== Task requirements ==
Write out every entry, unchanged. Skip any picture.
━━━━━━━━━━━━━━━━
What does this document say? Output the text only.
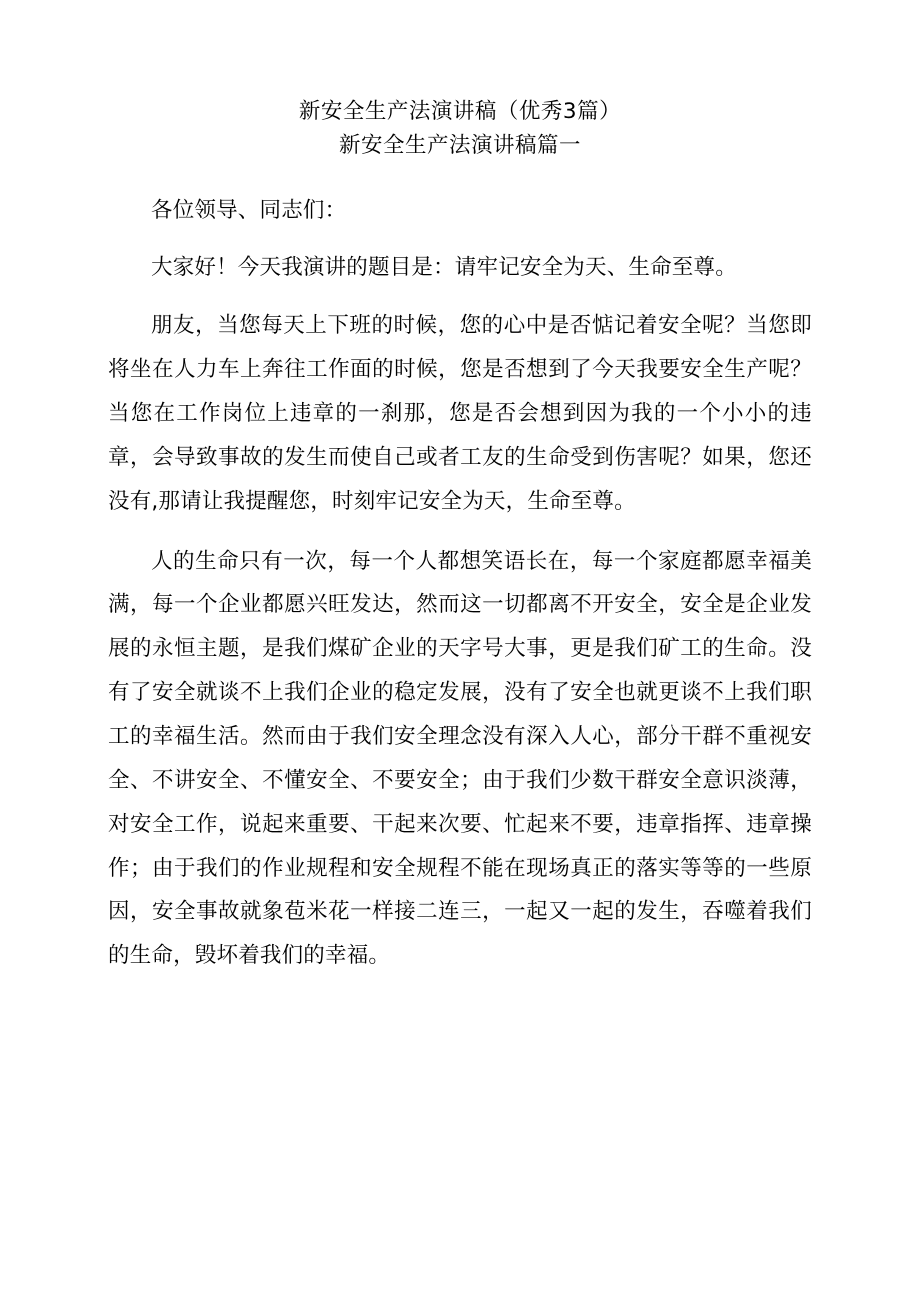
新安全生产法演讲稿（优秀3篇）
新安全生产法演讲稿篇一

各位领导、同志们：

大家好！今天我演讲的题目是：请牢记安全为天、生命至尊。

朋友，当您每天上下班的时候，您的心中是否惦记着安全呢？当您即将坐在人力车上奔往工作面的时候，您是否想到了今天我要安全生产呢？当您在工作岗位上违章的一刹那，您是否会想到因为我的一个小小的违章，会导致事故的发生而使自己或者工友的生命受到伤害呢？如果，您还没有,那请让我提醒您，时刻牢记安全为天，生命至尊。

人的生命只有一次，每一个人都想笑语长在，每一个家庭都愿幸福美满，每一个企业都愿兴旺发达，然而这一切都离不开安全，安全是企业发展的永恒主题，是我们煤矿企业的天字号大事，更是我们矿工的生命。没有了安全就谈不上我们企业的稳定发展，没有了安全也就更谈不上我们职工的幸福生活。然而由于我们安全理念没有深入人心，部分干群不重视安全、不讲安全、不懂安全、不要安全；由于我们少数干群安全意识淡薄，对安全工作，说起来重要、干起来次要、忙起来不要，违章指挥、违章操作；由于我们的作业规程和安全规程不能在现场真正的落实等等的一些原因，安全事故就象苞米花一样接二连三，一起又一起的发生，吞噬着我们的生命，毁坏着我们的幸福。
━━━━━━━━━━━━━━━━
== Solution for this exercise ==
What does this document say? Output the text only.
新安全生产法演讲稿（优秀3篇）
新安全生产法演讲稿篇一

各位领导、同志们：

大家好！今天我演讲的题目是：请牢记安全为天、生命至尊。

朋友，当您每天上下班的时候，您的心中是否惦记着安全呢？当您即将坐在人力车上奔往工作面的时候，您是否想到了今天我要安全生产呢？当您在工作岗位上违章的一刹那，您是否会想到因为我的一个小小的违章，会导致事故的发生而使自己或者工友的生命受到伤害呢？如果，您还没有,那请让我提醒您，时刻牢记安全为天，生命至尊。

人的生命只有一次，每一个人都想笑语长在，每一个家庭都愿幸福美满，每一个企业都愿兴旺发达，然而这一切都离不开安全，安全是企业发展的永恒主题，是我们煤矿企业的天字号大事，更是我们矿工的生命。没有了安全就谈不上我们企业的稳定发展，没有了安全也就更谈不上我们职工的幸福生活。然而由于我们安全理念没有深入人心，部分干群不重视安全、不讲安全、不懂安全、不要安全；由于我们少数干群安全意识淡薄，对安全工作，说起来重要、干起来次要、忙起来不要，违章指挥、违章操作；由于我们的作业规程和安全规程不能在现场真正的落实等等的一些原因，安全事故就象苞米花一样接二连三，一起又一起的发生，吞噬着我们的生命，毁坏着我们的幸福。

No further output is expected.